DATASET RECORDS:
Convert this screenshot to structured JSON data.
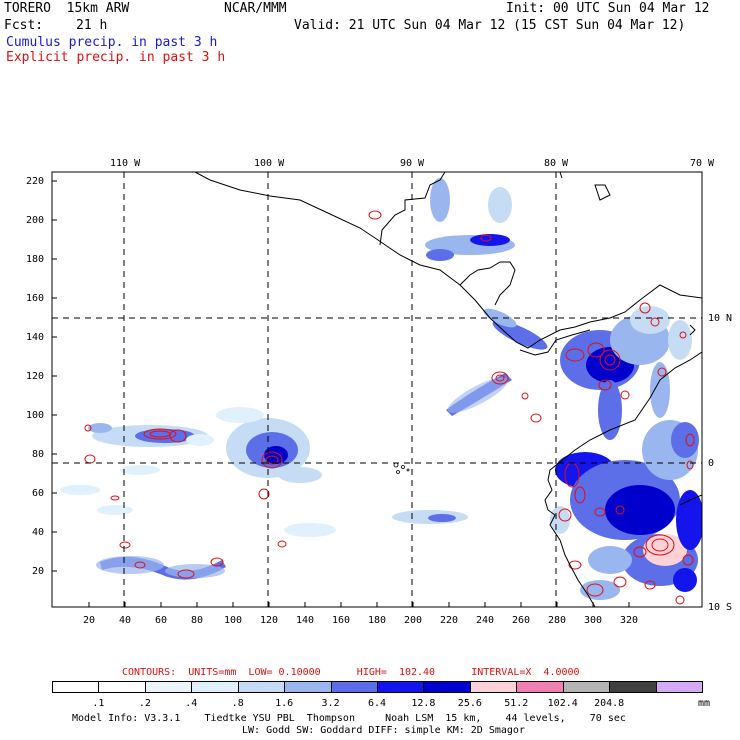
{
  "header": {
    "model": "TORERO  15km ARW",
    "org": "NCAR/MMM",
    "init": "Init: 00 UTC Sun 04 Mar 12",
    "fcst_label": "Fcst:",
    "fcst_value": "21 h",
    "valid": "Valid: 21 UTC Sun 04 Mar 12 (15 CST Sun 04 Mar 12)"
  },
  "legend": {
    "cumulus": "Cumulus precip. in past 3 h",
    "explicit": "Explicit precip. in past 3 h"
  },
  "map": {
    "lon_labels": [
      "110 W",
      "100 W",
      "90 W",
      "80 W",
      "70 W"
    ],
    "lat_labels": [
      "10 N",
      "0",
      "10 S"
    ],
    "y_ticks": [
      "220",
      "200",
      "180",
      "160",
      "140",
      "120",
      "100",
      "80",
      "60",
      "40",
      "20"
    ],
    "x_ticks": [
      "20",
      "40",
      "60",
      "80",
      "100",
      "120",
      "140",
      "160",
      "180",
      "200",
      "220",
      "240",
      "260",
      "280",
      "300",
      "320"
    ]
  },
  "contour_info": "CONTOURS:  UNITS=mm  LOW= 0.10000      HIGH=  102.40      INTERVAL=X  4.0000",
  "colorbar": {
    "labels": [
      ".1",
      ".2",
      ".4",
      ".8",
      "1.6",
      "3.2",
      "6.4",
      "12.8",
      "25.6",
      "51.2",
      "102.4",
      "204.8"
    ],
    "unit": "mm",
    "colors": [
      "#ffffff",
      "#ffffff",
      "#eaf4fa",
      "#e0f0fc",
      "#c6dcf4",
      "#9ab6ee",
      "#5c6ee8",
      "#1414ec",
      "#0000cc",
      "#fcd2d8",
      "#f080b4",
      "#b4b4b4",
      "#404040",
      "#d4aaf4"
    ]
  },
  "footer": {
    "line1": "Model Info: V3.3.1    Tiedtke YSU PBL  Thompson     Noah LSM  15 km,    44 levels,    70 sec",
    "line2": "LW: Godd SW: Goddard DIFF: simple KM: 2D Smagor"
  }
}
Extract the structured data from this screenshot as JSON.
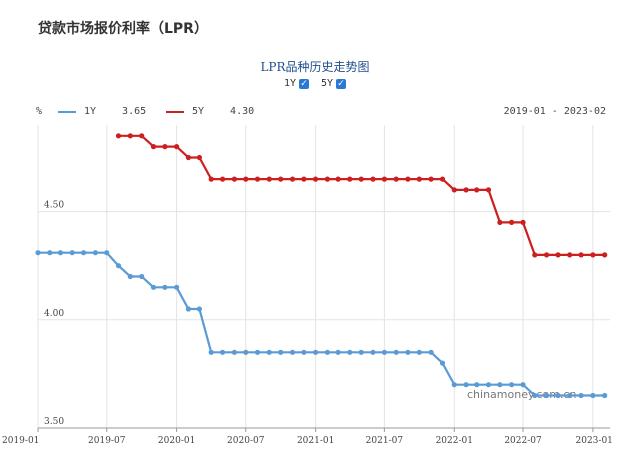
{
  "page": {
    "title": "贷款市场报价利率（LPR）"
  },
  "chart_title": "LPR品种历史走势图",
  "toggles": [
    {
      "label": "1Y",
      "checked": true
    },
    {
      "label": "5Y",
      "checked": true
    }
  ],
  "legend": {
    "unit": "%",
    "range": "2019-01 - 2023-02",
    "items": [
      {
        "name": "1Y",
        "value": "3.65",
        "color": "#5b9bd5"
      },
      {
        "name": "5Y",
        "value": "4.30",
        "color": "#cc1f1f"
      }
    ]
  },
  "watermark": "chinamoney.com.cn",
  "chart_data": {
    "type": "line",
    "title": "LPR品种历史走势图",
    "xlabel": "",
    "ylabel": "%",
    "ylim": [
      3.5,
      4.9
    ],
    "y_ticks": [
      "3.50",
      "4.00",
      "4.50"
    ],
    "x_ticks": [
      "2019-01",
      "2019-07",
      "2020-01",
      "2020-07",
      "2021-01",
      "2021-07",
      "2022-01",
      "2022-07",
      "2023-01"
    ],
    "grid": true,
    "series": [
      {
        "name": "1Y",
        "color": "#5b9bd5",
        "x": [
          "2019-01",
          "2019-02",
          "2019-03",
          "2019-04",
          "2019-05",
          "2019-06",
          "2019-07",
          "2019-08",
          "2019-09",
          "2019-10",
          "2019-11",
          "2019-12",
          "2020-01",
          "2020-02",
          "2020-03",
          "2020-04",
          "2020-05",
          "2020-06",
          "2020-07",
          "2020-08",
          "2020-09",
          "2020-10",
          "2020-11",
          "2020-12",
          "2021-01",
          "2021-02",
          "2021-03",
          "2021-04",
          "2021-05",
          "2021-06",
          "2021-07",
          "2021-08",
          "2021-09",
          "2021-10",
          "2021-11",
          "2021-12",
          "2022-01",
          "2022-02",
          "2022-03",
          "2022-04",
          "2022-05",
          "2022-06",
          "2022-07",
          "2022-08",
          "2022-09",
          "2022-10",
          "2022-11",
          "2022-12",
          "2023-01",
          "2023-02"
        ],
        "values": [
          4.31,
          4.31,
          4.31,
          4.31,
          4.31,
          4.31,
          4.31,
          4.25,
          4.2,
          4.2,
          4.15,
          4.15,
          4.15,
          4.05,
          4.05,
          3.85,
          3.85,
          3.85,
          3.85,
          3.85,
          3.85,
          3.85,
          3.85,
          3.85,
          3.85,
          3.85,
          3.85,
          3.85,
          3.85,
          3.85,
          3.85,
          3.85,
          3.85,
          3.85,
          3.85,
          3.8,
          3.7,
          3.7,
          3.7,
          3.7,
          3.7,
          3.7,
          3.7,
          3.65,
          3.65,
          3.65,
          3.65,
          3.65,
          3.65,
          3.65
        ]
      },
      {
        "name": "5Y",
        "color": "#cc1f1f",
        "x": [
          "2019-08",
          "2019-09",
          "2019-10",
          "2019-11",
          "2019-12",
          "2020-01",
          "2020-02",
          "2020-03",
          "2020-04",
          "2020-05",
          "2020-06",
          "2020-07",
          "2020-08",
          "2020-09",
          "2020-10",
          "2020-11",
          "2020-12",
          "2021-01",
          "2021-02",
          "2021-03",
          "2021-04",
          "2021-05",
          "2021-06",
          "2021-07",
          "2021-08",
          "2021-09",
          "2021-10",
          "2021-11",
          "2021-12",
          "2022-01",
          "2022-02",
          "2022-03",
          "2022-04",
          "2022-05",
          "2022-06",
          "2022-07",
          "2022-08",
          "2022-09",
          "2022-10",
          "2022-11",
          "2022-12",
          "2023-01",
          "2023-02"
        ],
        "values": [
          4.85,
          4.85,
          4.85,
          4.8,
          4.8,
          4.8,
          4.75,
          4.75,
          4.65,
          4.65,
          4.65,
          4.65,
          4.65,
          4.65,
          4.65,
          4.65,
          4.65,
          4.65,
          4.65,
          4.65,
          4.65,
          4.65,
          4.65,
          4.65,
          4.65,
          4.65,
          4.65,
          4.65,
          4.65,
          4.6,
          4.6,
          4.6,
          4.6,
          4.45,
          4.45,
          4.45,
          4.3,
          4.3,
          4.3,
          4.3,
          4.3,
          4.3,
          4.3
        ]
      }
    ]
  }
}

YOUR OBJECTIVE: The records above are to be restated exactly, without their pictures.

OUTPUT OF THE EXERCISE:
Convert this screenshot to structured JSON data.
{
  "header": {
    "model": "TORERO  15km ARW",
    "org": "NCAR/MMM",
    "init": "Init: 00 UTC Sun 04 Mar 12",
    "fcst_label": "Fcst:",
    "fcst_value": "21 h",
    "valid": "Valid: 21 UTC Sun 04 Mar 12 (15 CST Sun 04 Mar 12)"
  },
  "legend": {
    "cumulus": "Cumulus precip. in past 3 h",
    "explicit": "Explicit precip. in past 3 h"
  },
  "map": {
    "lon_labels": [
      "110 W",
      "100 W",
      "90 W",
      "80 W",
      "70 W"
    ],
    "lat_labels": [
      "10 N",
      "0",
      "10 S"
    ],
    "y_ticks": [
      "220",
      "200",
      "180",
      "160",
      "140",
      "120",
      "100",
      "80",
      "60",
      "40",
      "20"
    ],
    "x_ticks": [
      "20",
      "40",
      "60",
      "80",
      "100",
      "120",
      "140",
      "160",
      "180",
      "200",
      "220",
      "240",
      "260",
      "280",
      "300",
      "320"
    ]
  },
  "contour_info": "CONTOURS:  UNITS=mm  LOW= 0.10000      HIGH=  102.40      INTERVAL=X  4.0000",
  "colorbar": {
    "labels": [
      ".1",
      ".2",
      ".4",
      ".8",
      "1.6",
      "3.2",
      "6.4",
      "12.8",
      "25.6",
      "51.2",
      "102.4",
      "204.8"
    ],
    "unit": "mm",
    "colors": [
      "#ffffff",
      "#ffffff",
      "#eaf4fa",
      "#e0f0fc",
      "#c6dcf4",
      "#9ab6ee",
      "#5c6ee8",
      "#1414ec",
      "#0000cc",
      "#fcd2d8",
      "#f080b4",
      "#b4b4b4",
      "#404040",
      "#d4aaf4"
    ]
  },
  "footer": {
    "line1": "Model Info: V3.3.1    Tiedtke YSU PBL  Thompson     Noah LSM  15 km,    44 levels,    70 sec",
    "line2": "LW: Godd SW: Goddard DIFF: simple KM: 2D Smagor"
  }
}
Extract the structured data from this screenshot as JSON.
{
  "page": {
    "title": "贷款市场报价利率（LPR）"
  },
  "chart_title": "LPR品种历史走势图",
  "toggles": [
    {
      "label": "1Y",
      "checked": true
    },
    {
      "label": "5Y",
      "checked": true
    }
  ],
  "legend": {
    "unit": "%",
    "range": "2019-01 - 2023-02",
    "items": [
      {
        "name": "1Y",
        "value": "3.65",
        "color": "#5b9bd5"
      },
      {
        "name": "5Y",
        "value": "4.30",
        "color": "#cc1f1f"
      }
    ]
  },
  "watermark": "chinamoney.com.cn",
  "chart_data": {
    "type": "line",
    "title": "LPR品种历史走势图",
    "xlabel": "",
    "ylabel": "%",
    "ylim": [
      3.5,
      4.9
    ],
    "y_ticks": [
      "3.50",
      "4.00",
      "4.50"
    ],
    "x_ticks": [
      "2019-01",
      "2019-07",
      "2020-01",
      "2020-07",
      "2021-01",
      "2021-07",
      "2022-01",
      "2022-07",
      "2023-01"
    ],
    "grid": true,
    "series": [
      {
        "name": "1Y",
        "color": "#5b9bd5",
        "x": [
          "2019-01",
          "2019-02",
          "2019-03",
          "2019-04",
          "2019-05",
          "2019-06",
          "2019-07",
          "2019-08",
          "2019-09",
          "2019-10",
          "2019-11",
          "2019-12",
          "2020-01",
          "2020-02",
          "2020-03",
          "2020-04",
          "2020-05",
          "2020-06",
          "2020-07",
          "2020-08",
          "2020-09",
          "2020-10",
          "2020-11",
          "2020-12",
          "2021-01",
          "2021-02",
          "2021-03",
          "2021-04",
          "2021-05",
          "2021-06",
          "2021-07",
          "2021-08",
          "2021-09",
          "2021-10",
          "2021-11",
          "2021-12",
          "2022-01",
          "2022-02",
          "2022-03",
          "2022-04",
          "2022-05",
          "2022-06",
          "2022-07",
          "2022-08",
          "2022-09",
          "2022-10",
          "2022-11",
          "2022-12",
          "2023-01",
          "2023-02"
        ],
        "values": [
          4.31,
          4.31,
          4.31,
          4.31,
          4.31,
          4.31,
          4.31,
          4.25,
          4.2,
          4.2,
          4.15,
          4.15,
          4.15,
          4.05,
          4.05,
          3.85,
          3.85,
          3.85,
          3.85,
          3.85,
          3.85,
          3.85,
          3.85,
          3.85,
          3.85,
          3.85,
          3.85,
          3.85,
          3.85,
          3.85,
          3.85,
          3.85,
          3.85,
          3.85,
          3.85,
          3.8,
          3.7,
          3.7,
          3.7,
          3.7,
          3.7,
          3.7,
          3.7,
          3.65,
          3.65,
          3.65,
          3.65,
          3.65,
          3.65,
          3.65
        ]
      },
      {
        "name": "5Y",
        "color": "#cc1f1f",
        "x": [
          "2019-08",
          "2019-09",
          "2019-10",
          "2019-11",
          "2019-12",
          "2020-01",
          "2020-02",
          "2020-03",
          "2020-04",
          "2020-05",
          "2020-06",
          "2020-07",
          "2020-08",
          "2020-09",
          "2020-10",
          "2020-11",
          "2020-12",
          "2021-01",
          "2021-02",
          "2021-03",
          "2021-04",
          "2021-05",
          "2021-06",
          "2021-07",
          "2021-08",
          "2021-09",
          "2021-10",
          "2021-11",
          "2021-12",
          "2022-01",
          "2022-02",
          "2022-03",
          "2022-04",
          "2022-05",
          "2022-06",
          "2022-07",
          "2022-08",
          "2022-09",
          "2022-10",
          "2022-11",
          "2022-12",
          "2023-01",
          "2023-02"
        ],
        "values": [
          4.85,
          4.85,
          4.85,
          4.8,
          4.8,
          4.8,
          4.75,
          4.75,
          4.65,
          4.65,
          4.65,
          4.65,
          4.65,
          4.65,
          4.65,
          4.65,
          4.65,
          4.65,
          4.65,
          4.65,
          4.65,
          4.65,
          4.65,
          4.65,
          4.65,
          4.65,
          4.65,
          4.65,
          4.65,
          4.6,
          4.6,
          4.6,
          4.6,
          4.45,
          4.45,
          4.45,
          4.3,
          4.3,
          4.3,
          4.3,
          4.3,
          4.3,
          4.3
        ]
      }
    ]
  }
}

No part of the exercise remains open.